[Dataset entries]
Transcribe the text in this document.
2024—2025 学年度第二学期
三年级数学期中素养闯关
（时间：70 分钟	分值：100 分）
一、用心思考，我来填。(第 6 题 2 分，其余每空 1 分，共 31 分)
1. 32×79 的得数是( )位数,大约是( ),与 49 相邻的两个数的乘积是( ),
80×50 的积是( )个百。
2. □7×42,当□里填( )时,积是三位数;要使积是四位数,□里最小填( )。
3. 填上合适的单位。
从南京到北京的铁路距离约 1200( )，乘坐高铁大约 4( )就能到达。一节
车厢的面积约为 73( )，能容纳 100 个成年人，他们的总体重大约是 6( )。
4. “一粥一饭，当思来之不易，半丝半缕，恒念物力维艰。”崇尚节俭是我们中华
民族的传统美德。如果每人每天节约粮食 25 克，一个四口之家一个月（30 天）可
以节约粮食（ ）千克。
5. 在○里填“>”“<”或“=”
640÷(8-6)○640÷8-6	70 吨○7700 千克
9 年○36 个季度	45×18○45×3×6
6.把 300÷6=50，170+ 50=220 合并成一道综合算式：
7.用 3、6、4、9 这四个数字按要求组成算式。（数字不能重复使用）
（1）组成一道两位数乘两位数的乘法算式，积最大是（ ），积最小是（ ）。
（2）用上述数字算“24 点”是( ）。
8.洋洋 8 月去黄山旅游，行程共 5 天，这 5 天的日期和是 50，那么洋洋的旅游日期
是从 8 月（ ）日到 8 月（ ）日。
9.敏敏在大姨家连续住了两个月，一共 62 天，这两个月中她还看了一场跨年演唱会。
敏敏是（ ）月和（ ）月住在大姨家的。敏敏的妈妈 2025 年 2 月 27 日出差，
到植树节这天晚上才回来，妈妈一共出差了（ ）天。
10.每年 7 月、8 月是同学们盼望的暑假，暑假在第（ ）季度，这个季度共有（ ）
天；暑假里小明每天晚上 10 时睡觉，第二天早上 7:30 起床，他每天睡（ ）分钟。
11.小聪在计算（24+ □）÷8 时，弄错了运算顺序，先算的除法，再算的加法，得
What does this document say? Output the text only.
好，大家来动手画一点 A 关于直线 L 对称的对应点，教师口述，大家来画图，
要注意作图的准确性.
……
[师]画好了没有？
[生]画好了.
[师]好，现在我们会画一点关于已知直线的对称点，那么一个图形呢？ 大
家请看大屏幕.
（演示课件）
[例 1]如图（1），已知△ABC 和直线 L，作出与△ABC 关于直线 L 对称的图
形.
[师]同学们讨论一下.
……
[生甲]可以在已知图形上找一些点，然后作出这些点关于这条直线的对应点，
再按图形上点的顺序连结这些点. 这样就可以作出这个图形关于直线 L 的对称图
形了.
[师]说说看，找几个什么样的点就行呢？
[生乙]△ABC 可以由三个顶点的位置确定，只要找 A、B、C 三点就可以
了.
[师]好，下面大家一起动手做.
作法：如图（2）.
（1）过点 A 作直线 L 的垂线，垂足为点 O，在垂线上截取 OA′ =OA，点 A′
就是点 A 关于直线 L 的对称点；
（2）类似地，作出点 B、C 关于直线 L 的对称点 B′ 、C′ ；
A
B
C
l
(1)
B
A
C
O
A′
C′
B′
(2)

WORK INSTRUCTIONS » Report how many lines contain "this". Give nothing but the number.

THE RESULT » 2